Instructions to follow: Pictures don't belong in the copy; print all the records exactly.

Available records:

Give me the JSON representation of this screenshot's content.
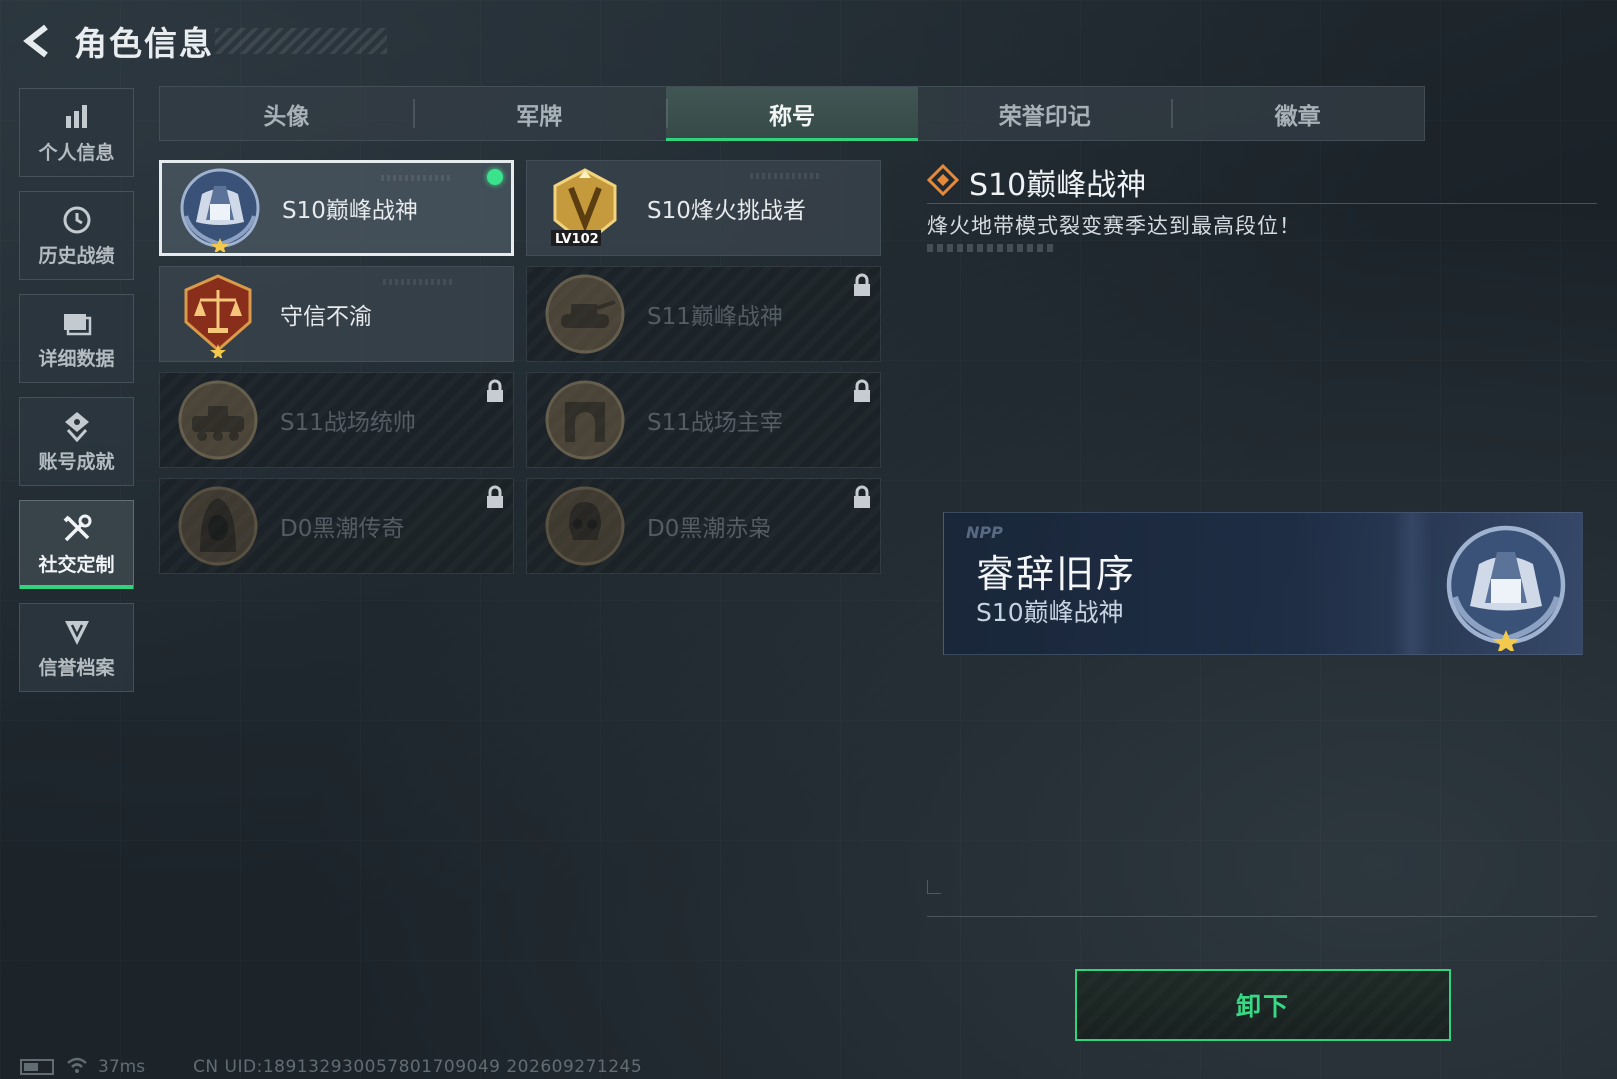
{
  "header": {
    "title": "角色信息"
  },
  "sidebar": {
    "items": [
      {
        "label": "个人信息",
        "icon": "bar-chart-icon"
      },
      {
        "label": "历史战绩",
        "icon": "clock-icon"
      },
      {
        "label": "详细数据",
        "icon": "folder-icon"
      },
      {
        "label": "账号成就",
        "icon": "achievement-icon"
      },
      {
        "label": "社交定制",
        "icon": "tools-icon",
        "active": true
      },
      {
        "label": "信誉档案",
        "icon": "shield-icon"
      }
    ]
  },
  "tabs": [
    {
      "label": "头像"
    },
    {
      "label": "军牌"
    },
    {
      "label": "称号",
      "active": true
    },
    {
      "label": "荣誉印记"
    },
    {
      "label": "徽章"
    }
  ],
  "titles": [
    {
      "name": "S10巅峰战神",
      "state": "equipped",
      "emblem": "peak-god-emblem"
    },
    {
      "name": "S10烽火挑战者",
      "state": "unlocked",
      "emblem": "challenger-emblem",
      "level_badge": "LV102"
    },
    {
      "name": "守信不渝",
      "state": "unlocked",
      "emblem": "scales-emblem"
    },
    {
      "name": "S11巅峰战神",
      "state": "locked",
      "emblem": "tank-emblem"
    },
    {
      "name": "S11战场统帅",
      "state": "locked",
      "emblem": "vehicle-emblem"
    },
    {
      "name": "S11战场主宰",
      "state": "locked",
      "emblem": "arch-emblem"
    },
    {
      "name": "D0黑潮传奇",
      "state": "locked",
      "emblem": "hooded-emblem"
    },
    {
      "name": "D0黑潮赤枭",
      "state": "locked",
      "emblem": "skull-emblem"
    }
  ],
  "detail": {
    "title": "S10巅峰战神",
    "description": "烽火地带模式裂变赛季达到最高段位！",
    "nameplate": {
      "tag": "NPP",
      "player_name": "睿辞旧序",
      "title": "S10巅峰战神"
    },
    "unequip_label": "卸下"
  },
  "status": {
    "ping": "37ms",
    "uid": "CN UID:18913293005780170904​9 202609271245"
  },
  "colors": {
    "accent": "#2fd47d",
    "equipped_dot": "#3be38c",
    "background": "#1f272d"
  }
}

Task answer:
Give me the JSON representation of this screenshot's content.
{
  "header": {
    "title": "角色信息"
  },
  "sidebar": {
    "items": [
      {
        "label": "个人信息",
        "icon": "bar-chart-icon"
      },
      {
        "label": "历史战绩",
        "icon": "clock-icon"
      },
      {
        "label": "详细数据",
        "icon": "folder-icon"
      },
      {
        "label": "账号成就",
        "icon": "achievement-icon"
      },
      {
        "label": "社交定制",
        "icon": "tools-icon",
        "active": true
      },
      {
        "label": "信誉档案",
        "icon": "shield-icon"
      }
    ]
  },
  "tabs": [
    {
      "label": "头像"
    },
    {
      "label": "军牌"
    },
    {
      "label": "称号",
      "active": true
    },
    {
      "label": "荣誉印记"
    },
    {
      "label": "徽章"
    }
  ],
  "titles": [
    {
      "name": "S10巅峰战神",
      "state": "equipped",
      "emblem": "peak-god-emblem"
    },
    {
      "name": "S10烽火挑战者",
      "state": "unlocked",
      "emblem": "challenger-emblem",
      "level_badge": "LV102"
    },
    {
      "name": "守信不渝",
      "state": "unlocked",
      "emblem": "scales-emblem"
    },
    {
      "name": "S11巅峰战神",
      "state": "locked",
      "emblem": "tank-emblem"
    },
    {
      "name": "S11战场统帅",
      "state": "locked",
      "emblem": "vehicle-emblem"
    },
    {
      "name": "S11战场主宰",
      "state": "locked",
      "emblem": "arch-emblem"
    },
    {
      "name": "D0黑潮传奇",
      "state": "locked",
      "emblem": "hooded-emblem"
    },
    {
      "name": "D0黑潮赤枭",
      "state": "locked",
      "emblem": "skull-emblem"
    }
  ],
  "detail": {
    "title": "S10巅峰战神",
    "description": "烽火地带模式裂变赛季达到最高段位！",
    "nameplate": {
      "tag": "NPP",
      "player_name": "睿辞旧序",
      "title": "S10巅峰战神"
    },
    "unequip_label": "卸下"
  },
  "status": {
    "ping": "37ms",
    "uid": "CN UID:18913293005780170904​9 202609271245"
  },
  "colors": {
    "accent": "#2fd47d",
    "equipped_dot": "#3be38c",
    "background": "#1f272d"
  }
}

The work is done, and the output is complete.